◆ Stated problem:
Read through the entries below and return each line with the word "között".

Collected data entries
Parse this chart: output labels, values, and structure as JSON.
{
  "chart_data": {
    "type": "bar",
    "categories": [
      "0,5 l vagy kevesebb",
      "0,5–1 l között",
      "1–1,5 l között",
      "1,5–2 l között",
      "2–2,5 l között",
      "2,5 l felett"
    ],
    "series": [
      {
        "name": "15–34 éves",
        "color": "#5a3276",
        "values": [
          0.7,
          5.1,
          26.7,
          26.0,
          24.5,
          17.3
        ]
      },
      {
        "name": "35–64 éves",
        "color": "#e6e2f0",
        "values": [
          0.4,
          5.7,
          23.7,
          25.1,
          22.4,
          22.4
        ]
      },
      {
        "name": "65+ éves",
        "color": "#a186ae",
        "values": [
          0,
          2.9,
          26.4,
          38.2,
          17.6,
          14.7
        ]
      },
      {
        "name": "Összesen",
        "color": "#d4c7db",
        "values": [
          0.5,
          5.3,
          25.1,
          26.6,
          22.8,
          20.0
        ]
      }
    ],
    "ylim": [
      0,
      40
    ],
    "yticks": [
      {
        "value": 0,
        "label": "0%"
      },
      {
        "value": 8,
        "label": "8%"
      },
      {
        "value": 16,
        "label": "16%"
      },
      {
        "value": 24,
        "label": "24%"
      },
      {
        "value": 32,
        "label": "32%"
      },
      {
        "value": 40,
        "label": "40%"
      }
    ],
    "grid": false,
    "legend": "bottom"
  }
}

* * *

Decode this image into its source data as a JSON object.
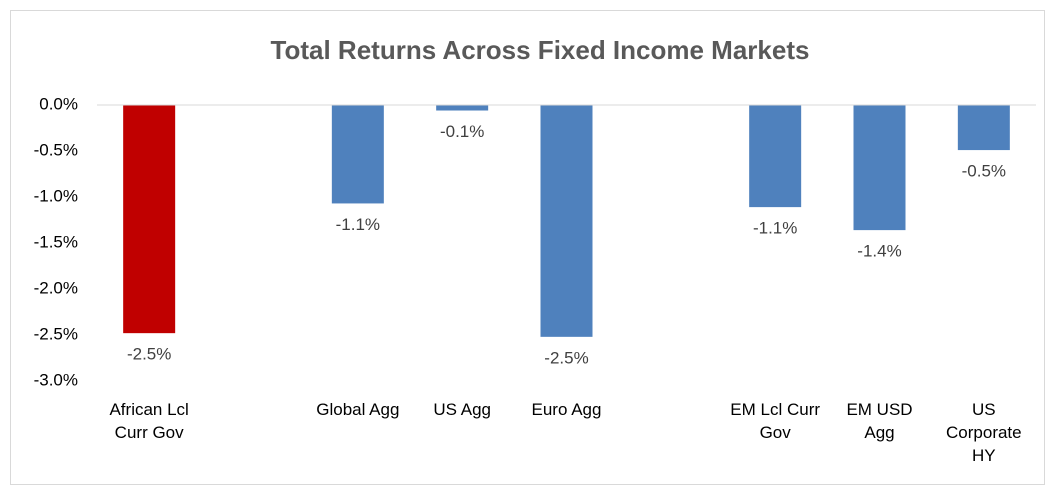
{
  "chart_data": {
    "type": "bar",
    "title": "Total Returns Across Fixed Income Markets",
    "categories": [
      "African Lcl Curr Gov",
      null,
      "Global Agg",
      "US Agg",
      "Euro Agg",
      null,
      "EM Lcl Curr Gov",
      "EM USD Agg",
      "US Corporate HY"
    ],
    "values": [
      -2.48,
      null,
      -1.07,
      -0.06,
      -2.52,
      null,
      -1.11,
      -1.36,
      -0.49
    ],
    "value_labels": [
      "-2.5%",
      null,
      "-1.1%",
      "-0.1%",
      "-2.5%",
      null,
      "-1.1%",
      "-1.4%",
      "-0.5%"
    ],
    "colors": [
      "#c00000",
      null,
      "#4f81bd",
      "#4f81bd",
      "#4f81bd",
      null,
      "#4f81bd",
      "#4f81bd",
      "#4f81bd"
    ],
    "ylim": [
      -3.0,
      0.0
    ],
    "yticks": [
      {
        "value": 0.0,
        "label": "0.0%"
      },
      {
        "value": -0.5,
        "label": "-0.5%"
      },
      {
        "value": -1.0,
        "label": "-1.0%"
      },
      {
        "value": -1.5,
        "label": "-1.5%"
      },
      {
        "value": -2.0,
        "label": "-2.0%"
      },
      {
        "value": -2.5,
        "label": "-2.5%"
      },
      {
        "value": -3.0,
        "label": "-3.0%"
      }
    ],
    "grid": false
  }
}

◆ The result:
      "0,5–1 l között",
      "1–1,5 l között",
      "1,5–2 l között",
      "2–2,5 l között",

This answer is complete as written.